* [Excerpt to read]
========
82P/Gehrels

Discovery
- Discovered by: Tom Gehrels
- Discovery site: Palomar Observatory
- Discovery date: 27 October 1975

Designations
- MPC designation: P/1975 U1 P/1984 P1
- Alternative designations: Gehrels 3; 1977 VII, 1985 IV, 1993 XIV; 1975o, 1984l, 1992v;

Orbital characteristics
- Epoch: 25 February 2023 (JD 2460000.5)
- Observation arc: 44.56 years
- Number of observations: 149
- Aphelion: 4.638 AU
- Perihelion: 3.629 AU
- Semi-major axis: 4.133 AU
- Eccentricity: 0.12207
- Orbital period: 8.403 years
- Inclination: 1.1259°
- Longitude of ascending node: 239.25°
- Argument of periapsis: 226.43°
- Mean anomaly: 200.37°
- Last perihelion: 28 June 2018
- Next perihelion: 14 November 2026
- T_{Jupiter}: 3.027
- Earth MOID: 2.643 AU
- Jupiter MOID: 0.517 AU

Physical characteristics
- Dimensions: 1.46 km (0.91 mi)
========
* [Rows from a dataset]
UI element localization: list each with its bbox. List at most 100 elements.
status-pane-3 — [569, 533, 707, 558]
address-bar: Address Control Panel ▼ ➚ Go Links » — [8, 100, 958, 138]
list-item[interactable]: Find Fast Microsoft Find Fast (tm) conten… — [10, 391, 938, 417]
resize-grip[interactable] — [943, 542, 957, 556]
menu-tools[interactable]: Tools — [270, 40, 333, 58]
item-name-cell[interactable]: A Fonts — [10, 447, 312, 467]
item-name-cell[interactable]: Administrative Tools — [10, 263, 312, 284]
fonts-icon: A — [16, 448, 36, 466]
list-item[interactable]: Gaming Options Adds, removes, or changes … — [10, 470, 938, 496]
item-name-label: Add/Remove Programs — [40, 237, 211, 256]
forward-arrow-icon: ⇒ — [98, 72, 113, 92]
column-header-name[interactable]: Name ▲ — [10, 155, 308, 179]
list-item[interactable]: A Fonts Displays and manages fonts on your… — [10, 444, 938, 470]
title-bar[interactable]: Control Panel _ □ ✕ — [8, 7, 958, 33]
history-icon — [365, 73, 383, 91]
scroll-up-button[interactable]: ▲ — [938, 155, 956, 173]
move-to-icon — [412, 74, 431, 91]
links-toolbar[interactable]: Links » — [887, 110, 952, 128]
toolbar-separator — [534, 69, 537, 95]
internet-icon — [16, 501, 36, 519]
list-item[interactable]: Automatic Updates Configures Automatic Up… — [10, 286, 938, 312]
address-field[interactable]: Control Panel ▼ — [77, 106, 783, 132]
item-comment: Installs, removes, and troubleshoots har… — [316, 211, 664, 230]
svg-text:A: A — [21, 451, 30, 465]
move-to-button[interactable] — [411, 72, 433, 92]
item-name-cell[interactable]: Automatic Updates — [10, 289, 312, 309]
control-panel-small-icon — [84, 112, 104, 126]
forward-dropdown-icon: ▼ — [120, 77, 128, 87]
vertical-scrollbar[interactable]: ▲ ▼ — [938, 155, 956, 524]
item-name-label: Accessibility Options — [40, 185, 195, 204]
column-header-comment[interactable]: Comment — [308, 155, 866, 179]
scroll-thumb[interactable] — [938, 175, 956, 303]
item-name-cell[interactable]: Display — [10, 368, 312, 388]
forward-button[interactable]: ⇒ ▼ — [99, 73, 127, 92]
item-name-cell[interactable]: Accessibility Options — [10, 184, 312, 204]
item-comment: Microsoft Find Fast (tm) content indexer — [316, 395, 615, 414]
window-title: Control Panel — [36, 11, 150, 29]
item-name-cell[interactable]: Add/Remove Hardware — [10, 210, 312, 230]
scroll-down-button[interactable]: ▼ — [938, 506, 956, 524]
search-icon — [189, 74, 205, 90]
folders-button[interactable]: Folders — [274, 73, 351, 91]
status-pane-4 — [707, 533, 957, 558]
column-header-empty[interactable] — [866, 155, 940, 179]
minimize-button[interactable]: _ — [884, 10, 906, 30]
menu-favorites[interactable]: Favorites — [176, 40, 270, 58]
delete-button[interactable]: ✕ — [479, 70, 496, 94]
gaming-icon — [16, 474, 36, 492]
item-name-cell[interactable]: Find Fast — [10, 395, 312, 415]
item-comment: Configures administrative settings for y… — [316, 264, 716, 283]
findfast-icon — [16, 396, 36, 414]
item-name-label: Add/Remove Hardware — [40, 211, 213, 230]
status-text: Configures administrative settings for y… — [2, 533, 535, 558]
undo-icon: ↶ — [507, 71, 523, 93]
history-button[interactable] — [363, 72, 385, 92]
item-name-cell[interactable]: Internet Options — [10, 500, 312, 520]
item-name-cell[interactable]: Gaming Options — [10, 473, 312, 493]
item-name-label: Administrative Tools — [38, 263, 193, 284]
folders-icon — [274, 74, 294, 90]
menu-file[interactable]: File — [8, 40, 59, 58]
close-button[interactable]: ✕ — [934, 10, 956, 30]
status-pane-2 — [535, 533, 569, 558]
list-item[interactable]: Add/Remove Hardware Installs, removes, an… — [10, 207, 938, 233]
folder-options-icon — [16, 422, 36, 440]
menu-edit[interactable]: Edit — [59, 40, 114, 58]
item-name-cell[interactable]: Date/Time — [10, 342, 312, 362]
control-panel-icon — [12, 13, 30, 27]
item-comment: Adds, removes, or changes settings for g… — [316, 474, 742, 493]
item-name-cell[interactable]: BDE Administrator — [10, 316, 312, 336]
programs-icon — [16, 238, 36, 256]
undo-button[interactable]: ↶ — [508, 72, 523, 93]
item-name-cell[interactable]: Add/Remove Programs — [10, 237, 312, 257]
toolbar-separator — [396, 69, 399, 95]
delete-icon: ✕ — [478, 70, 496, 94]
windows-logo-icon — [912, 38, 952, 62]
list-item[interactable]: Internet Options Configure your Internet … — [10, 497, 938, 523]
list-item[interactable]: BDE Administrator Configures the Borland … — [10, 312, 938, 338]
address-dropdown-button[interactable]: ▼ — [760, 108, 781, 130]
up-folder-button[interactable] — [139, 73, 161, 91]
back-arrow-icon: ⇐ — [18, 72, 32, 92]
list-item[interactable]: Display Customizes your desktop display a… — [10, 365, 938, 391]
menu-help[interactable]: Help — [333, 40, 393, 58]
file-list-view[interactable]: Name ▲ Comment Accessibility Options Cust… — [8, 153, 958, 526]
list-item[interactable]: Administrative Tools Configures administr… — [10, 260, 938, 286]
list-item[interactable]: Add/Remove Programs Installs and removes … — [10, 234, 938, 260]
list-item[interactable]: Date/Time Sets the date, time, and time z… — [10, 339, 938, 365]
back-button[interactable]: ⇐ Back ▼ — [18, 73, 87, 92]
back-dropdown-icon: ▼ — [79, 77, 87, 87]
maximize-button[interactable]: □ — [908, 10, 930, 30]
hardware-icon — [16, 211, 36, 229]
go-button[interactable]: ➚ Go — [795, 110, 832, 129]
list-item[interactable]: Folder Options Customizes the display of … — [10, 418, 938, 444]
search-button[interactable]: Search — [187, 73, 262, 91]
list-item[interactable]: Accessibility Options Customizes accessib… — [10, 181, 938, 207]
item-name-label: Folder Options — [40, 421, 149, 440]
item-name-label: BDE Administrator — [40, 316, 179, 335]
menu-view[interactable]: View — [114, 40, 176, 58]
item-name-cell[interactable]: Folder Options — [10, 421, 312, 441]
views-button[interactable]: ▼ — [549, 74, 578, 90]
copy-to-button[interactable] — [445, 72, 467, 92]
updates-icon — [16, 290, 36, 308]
========
* [The problem] Edit the 82P/Gehrels entry by rewriting it from "82P/Gehrels" up to and including "2023 (JD 2460000.5)", with "Discovery site" replaced by "Location of discovery".

* [Exercise solution]
82P/Gehrels

Discovery
- Discovered by: Tom Gehrels
- Location of discovery: Palomar Observatory
- Discovery date: 27 October 1975

Designations
- MPC designation: P/1975 U1 P/1984 P1
- Alternative designations: Gehrels 3; 1977 VII, 1985 IV, 1993 XIV; 1975o, 1984l, 1992v;

Orbital characteristics
- Epoch: 25 February 2023 (JD 2460000.5)